[Items from a dataset]
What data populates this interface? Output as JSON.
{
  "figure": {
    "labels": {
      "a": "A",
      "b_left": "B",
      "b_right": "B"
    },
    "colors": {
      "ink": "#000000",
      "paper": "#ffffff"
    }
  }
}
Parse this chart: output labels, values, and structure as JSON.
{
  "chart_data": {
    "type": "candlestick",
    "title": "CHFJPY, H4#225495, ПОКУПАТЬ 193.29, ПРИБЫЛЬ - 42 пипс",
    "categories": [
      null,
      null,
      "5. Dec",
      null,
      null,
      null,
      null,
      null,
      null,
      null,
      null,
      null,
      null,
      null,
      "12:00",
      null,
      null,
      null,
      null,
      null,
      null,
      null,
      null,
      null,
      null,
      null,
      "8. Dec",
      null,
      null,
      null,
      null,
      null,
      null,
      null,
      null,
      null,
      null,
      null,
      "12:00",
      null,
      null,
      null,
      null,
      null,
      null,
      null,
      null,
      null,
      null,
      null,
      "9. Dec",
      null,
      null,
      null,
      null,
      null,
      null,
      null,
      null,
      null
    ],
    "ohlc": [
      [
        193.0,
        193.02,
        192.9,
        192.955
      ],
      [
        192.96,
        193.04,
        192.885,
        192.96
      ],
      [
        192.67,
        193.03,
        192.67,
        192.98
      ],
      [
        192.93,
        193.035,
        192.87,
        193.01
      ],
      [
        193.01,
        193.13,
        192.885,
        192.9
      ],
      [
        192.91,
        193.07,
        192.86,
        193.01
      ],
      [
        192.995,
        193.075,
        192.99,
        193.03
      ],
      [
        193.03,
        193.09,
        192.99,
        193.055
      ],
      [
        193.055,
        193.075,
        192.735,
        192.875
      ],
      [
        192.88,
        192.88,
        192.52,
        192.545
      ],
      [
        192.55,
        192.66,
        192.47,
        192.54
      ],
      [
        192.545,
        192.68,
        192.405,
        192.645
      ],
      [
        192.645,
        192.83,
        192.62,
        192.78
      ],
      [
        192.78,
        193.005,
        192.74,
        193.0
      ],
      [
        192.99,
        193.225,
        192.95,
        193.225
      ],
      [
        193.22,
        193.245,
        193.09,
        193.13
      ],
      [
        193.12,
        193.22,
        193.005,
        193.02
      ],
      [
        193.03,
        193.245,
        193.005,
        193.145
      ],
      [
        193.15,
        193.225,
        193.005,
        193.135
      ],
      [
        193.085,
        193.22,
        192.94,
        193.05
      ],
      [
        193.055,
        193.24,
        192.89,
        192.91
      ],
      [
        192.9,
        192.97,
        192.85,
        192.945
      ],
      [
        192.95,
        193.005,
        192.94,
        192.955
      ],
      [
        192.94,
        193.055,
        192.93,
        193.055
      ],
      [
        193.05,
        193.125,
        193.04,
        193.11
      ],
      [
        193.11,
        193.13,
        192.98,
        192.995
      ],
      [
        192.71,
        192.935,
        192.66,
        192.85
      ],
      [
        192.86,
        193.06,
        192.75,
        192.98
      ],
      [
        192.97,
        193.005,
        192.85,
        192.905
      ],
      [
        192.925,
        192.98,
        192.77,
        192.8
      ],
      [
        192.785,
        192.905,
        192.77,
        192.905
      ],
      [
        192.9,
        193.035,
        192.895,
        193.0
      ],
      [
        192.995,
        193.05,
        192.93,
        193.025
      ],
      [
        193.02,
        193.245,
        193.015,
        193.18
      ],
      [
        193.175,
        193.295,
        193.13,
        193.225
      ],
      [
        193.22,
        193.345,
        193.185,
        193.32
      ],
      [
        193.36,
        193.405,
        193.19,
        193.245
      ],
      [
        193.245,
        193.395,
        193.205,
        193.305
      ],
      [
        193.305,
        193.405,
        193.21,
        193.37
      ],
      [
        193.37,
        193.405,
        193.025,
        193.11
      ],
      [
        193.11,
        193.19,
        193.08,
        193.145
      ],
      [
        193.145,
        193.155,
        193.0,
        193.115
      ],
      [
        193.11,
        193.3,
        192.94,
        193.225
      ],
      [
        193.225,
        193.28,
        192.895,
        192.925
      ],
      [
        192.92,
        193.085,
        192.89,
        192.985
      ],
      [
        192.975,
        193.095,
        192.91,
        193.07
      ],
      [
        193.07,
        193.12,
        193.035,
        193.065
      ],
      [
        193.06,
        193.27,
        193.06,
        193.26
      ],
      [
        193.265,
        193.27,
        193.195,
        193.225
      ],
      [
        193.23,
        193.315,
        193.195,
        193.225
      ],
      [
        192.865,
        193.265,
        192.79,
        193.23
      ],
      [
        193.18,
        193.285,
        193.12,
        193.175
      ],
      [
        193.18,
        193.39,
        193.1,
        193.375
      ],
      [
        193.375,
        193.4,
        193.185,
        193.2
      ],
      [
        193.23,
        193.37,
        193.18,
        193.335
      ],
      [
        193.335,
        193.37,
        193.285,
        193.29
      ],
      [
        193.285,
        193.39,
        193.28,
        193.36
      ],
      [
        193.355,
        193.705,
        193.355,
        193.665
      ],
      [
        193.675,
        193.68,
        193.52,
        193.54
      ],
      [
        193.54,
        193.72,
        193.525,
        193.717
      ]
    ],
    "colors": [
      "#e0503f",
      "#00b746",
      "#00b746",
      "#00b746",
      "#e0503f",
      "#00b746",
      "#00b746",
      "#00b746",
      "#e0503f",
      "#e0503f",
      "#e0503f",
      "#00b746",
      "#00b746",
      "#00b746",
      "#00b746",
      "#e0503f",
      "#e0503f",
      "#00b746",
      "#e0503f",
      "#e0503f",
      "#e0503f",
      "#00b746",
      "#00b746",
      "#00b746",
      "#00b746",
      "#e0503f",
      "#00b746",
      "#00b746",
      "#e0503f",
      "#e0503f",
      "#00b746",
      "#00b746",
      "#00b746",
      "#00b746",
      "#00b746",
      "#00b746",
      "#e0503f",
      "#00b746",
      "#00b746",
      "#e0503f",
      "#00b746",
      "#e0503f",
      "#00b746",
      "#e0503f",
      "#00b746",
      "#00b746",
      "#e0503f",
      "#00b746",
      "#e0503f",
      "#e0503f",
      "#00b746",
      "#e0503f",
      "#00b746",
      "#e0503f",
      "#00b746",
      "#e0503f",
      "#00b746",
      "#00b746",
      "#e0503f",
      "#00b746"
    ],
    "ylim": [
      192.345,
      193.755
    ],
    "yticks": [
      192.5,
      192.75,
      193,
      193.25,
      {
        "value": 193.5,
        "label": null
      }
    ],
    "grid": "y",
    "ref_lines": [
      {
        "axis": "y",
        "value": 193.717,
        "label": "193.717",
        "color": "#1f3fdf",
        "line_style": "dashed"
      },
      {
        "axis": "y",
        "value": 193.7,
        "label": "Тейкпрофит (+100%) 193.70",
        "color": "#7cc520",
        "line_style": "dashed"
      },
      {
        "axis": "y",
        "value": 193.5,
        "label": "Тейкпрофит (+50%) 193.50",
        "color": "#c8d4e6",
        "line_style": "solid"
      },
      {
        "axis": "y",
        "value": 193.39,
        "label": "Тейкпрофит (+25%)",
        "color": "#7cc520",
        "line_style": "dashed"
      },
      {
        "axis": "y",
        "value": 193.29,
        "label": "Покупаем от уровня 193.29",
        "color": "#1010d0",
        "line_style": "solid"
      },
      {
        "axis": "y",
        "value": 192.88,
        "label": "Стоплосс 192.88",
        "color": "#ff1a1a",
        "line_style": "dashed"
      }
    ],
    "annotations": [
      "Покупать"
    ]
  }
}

Exercise aim — Above are some records; extract every one of them exactly.

Result of this exercise —
What data populates this interface? Output as JSON.
{
  "figure": {
    "labels": {
      "a": "A",
      "b_left": "B",
      "b_right": "B"
    },
    "colors": {
      "ink": "#000000",
      "paper": "#ffffff"
    }
  }
}
Parse this chart: output labels, values, and structure as JSON.
{
  "chart_data": {
    "type": "candlestick",
    "title": "CHFJPY, H4#225495, ПОКУПАТЬ 193.29, ПРИБЫЛЬ - 42 пипс",
    "categories": [
      null,
      null,
      "5. Dec",
      null,
      null,
      null,
      null,
      null,
      null,
      null,
      null,
      null,
      null,
      null,
      "12:00",
      null,
      null,
      null,
      null,
      null,
      null,
      null,
      null,
      null,
      null,
      null,
      "8. Dec",
      null,
      null,
      null,
      null,
      null,
      null,
      null,
      null,
      null,
      null,
      null,
      "12:00",
      null,
      null,
      null,
      null,
      null,
      null,
      null,
      null,
      null,
      null,
      null,
      "9. Dec",
      null,
      null,
      null,
      null,
      null,
      null,
      null,
      null,
      null
    ],
    "ohlc": [
      [
        193.0,
        193.02,
        192.9,
        192.955
      ],
      [
        192.96,
        193.04,
        192.885,
        192.96
      ],
      [
        192.67,
        193.03,
        192.67,
        192.98
      ],
      [
        192.93,
        193.035,
        192.87,
        193.01
      ],
      [
        193.01,
        193.13,
        192.885,
        192.9
      ],
      [
        192.91,
        193.07,
        192.86,
        193.01
      ],
      [
        192.995,
        193.075,
        192.99,
        193.03
      ],
      [
        193.03,
        193.09,
        192.99,
        193.055
      ],
      [
        193.055,
        193.075,
        192.735,
        192.875
      ],
      [
        192.88,
        192.88,
        192.52,
        192.545
      ],
      [
        192.55,
        192.66,
        192.47,
        192.54
      ],
      [
        192.545,
        192.68,
        192.405,
        192.645
      ],
      [
        192.645,
        192.83,
        192.62,
        192.78
      ],
      [
        192.78,
        193.005,
        192.74,
        193.0
      ],
      [
        192.99,
        193.225,
        192.95,
        193.225
      ],
      [
        193.22,
        193.245,
        193.09,
        193.13
      ],
      [
        193.12,
        193.22,
        193.005,
        193.02
      ],
      [
        193.03,
        193.245,
        193.005,
        193.145
      ],
      [
        193.15,
        193.225,
        193.005,
        193.135
      ],
      [
        193.085,
        193.22,
        192.94,
        193.05
      ],
      [
        193.055,
        193.24,
        192.89,
        192.91
      ],
      [
        192.9,
        192.97,
        192.85,
        192.945
      ],
      [
        192.95,
        193.005,
        192.94,
        192.955
      ],
      [
        192.94,
        193.055,
        192.93,
        193.055
      ],
      [
        193.05,
        193.125,
        193.04,
        193.11
      ],
      [
        193.11,
        193.13,
        192.98,
        192.995
      ],
      [
        192.71,
        192.935,
        192.66,
        192.85
      ],
      [
        192.86,
        193.06,
        192.75,
        192.98
      ],
      [
        192.97,
        193.005,
        192.85,
        192.905
      ],
      [
        192.925,
        192.98,
        192.77,
        192.8
      ],
      [
        192.785,
        192.905,
        192.77,
        192.905
      ],
      [
        192.9,
        193.035,
        192.895,
        193.0
      ],
      [
        192.995,
        193.05,
        192.93,
        193.025
      ],
      [
        193.02,
        193.245,
        193.015,
        193.18
      ],
      [
        193.175,
        193.295,
        193.13,
        193.225
      ],
      [
        193.22,
        193.345,
        193.185,
        193.32
      ],
      [
        193.36,
        193.405,
        193.19,
        193.245
      ],
      [
        193.245,
        193.395,
        193.205,
        193.305
      ],
      [
        193.305,
        193.405,
        193.21,
        193.37
      ],
      [
        193.37,
        193.405,
        193.025,
        193.11
      ],
      [
        193.11,
        193.19,
        193.08,
        193.145
      ],
      [
        193.145,
        193.155,
        193.0,
        193.115
      ],
      [
        193.11,
        193.3,
        192.94,
        193.225
      ],
      [
        193.225,
        193.28,
        192.895,
        192.925
      ],
      [
        192.92,
        193.085,
        192.89,
        192.985
      ],
      [
        192.975,
        193.095,
        192.91,
        193.07
      ],
      [
        193.07,
        193.12,
        193.035,
        193.065
      ],
      [
        193.06,
        193.27,
        193.06,
        193.26
      ],
      [
        193.265,
        193.27,
        193.195,
        193.225
      ],
      [
        193.23,
        193.315,
        193.195,
        193.225
      ],
      [
        192.865,
        193.265,
        192.79,
        193.23
      ],
      [
        193.18,
        193.285,
        193.12,
        193.175
      ],
      [
        193.18,
        193.39,
        193.1,
        193.375
      ],
      [
        193.375,
        193.4,
        193.185,
        193.2
      ],
      [
        193.23,
        193.37,
        193.18,
        193.335
      ],
      [
        193.335,
        193.37,
        193.285,
        193.29
      ],
      [
        193.285,
        193.39,
        193.28,
        193.36
      ],
      [
        193.355,
        193.705,
        193.355,
        193.665
      ],
      [
        193.675,
        193.68,
        193.52,
        193.54
      ],
      [
        193.54,
        193.72,
        193.525,
        193.717
      ]
    ],
    "colors": [
      "#e0503f",
      "#00b746",
      "#00b746",
      "#00b746",
      "#e0503f",
      "#00b746",
      "#00b746",
      "#00b746",
      "#e0503f",
      "#e0503f",
      "#e0503f",
      "#00b746",
      "#00b746",
      "#00b746",
      "#00b746",
      "#e0503f",
      "#e0503f",
      "#00b746",
      "#e0503f",
      "#e0503f",
      "#e0503f",
      "#00b746",
      "#00b746",
      "#00b746",
      "#00b746",
      "#e0503f",
      "#00b746",
      "#00b746",
      "#e0503f",
      "#e0503f",
      "#00b746",
      "#00b746",
      "#00b746",
      "#00b746",
      "#00b746",
      "#00b746",
      "#e0503f",
      "#00b746",
      "#00b746",
      "#e0503f",
      "#00b746",
      "#e0503f",
      "#00b746",
      "#e0503f",
      "#00b746",
      "#00b746",
      "#e0503f",
      "#00b746",
      "#e0503f",
      "#e0503f",
      "#00b746",
      "#e0503f",
      "#00b746",
      "#e0503f",
      "#00b746",
      "#e0503f",
      "#00b746",
      "#00b746",
      "#e0503f",
      "#00b746"
    ],
    "ylim": [
      192.345,
      193.755
    ],
    "yticks": [
      192.5,
      192.75,
      193,
      193.25,
      {
        "value": 193.5,
        "label": null
      }
    ],
    "grid": "y",
    "ref_lines": [
      {
        "axis": "y",
        "value": 193.717,
        "label": "193.717",
        "color": "#1f3fdf",
        "line_style": "dashed"
      },
      {
        "axis": "y",
        "value": 193.7,
        "label": "Тейкпрофит (+100%) 193.70",
        "color": "#7cc520",
        "line_style": "dashed"
      },
      {
        "axis": "y",
        "value": 193.5,
        "label": "Тейкпрофит (+50%) 193.50",
        "color": "#c8d4e6",
        "line_style": "solid"
      },
      {
        "axis": "y",
        "value": 193.39,
        "label": "Тейкпрофит (+25%)",
        "color": "#7cc520",
        "line_style": "dashed"
      },
      {
        "axis": "y",
        "value": 193.29,
        "label": "Покупаем от уровня 193.29",
        "color": "#1010d0",
        "line_style": "solid"
      },
      {
        "axis": "y",
        "value": 192.88,
        "label": "Стоплосс 192.88",
        "color": "#ff1a1a",
        "line_style": "dashed"
      }
    ],
    "annotations": [
      "Покупать"
    ]
  }
}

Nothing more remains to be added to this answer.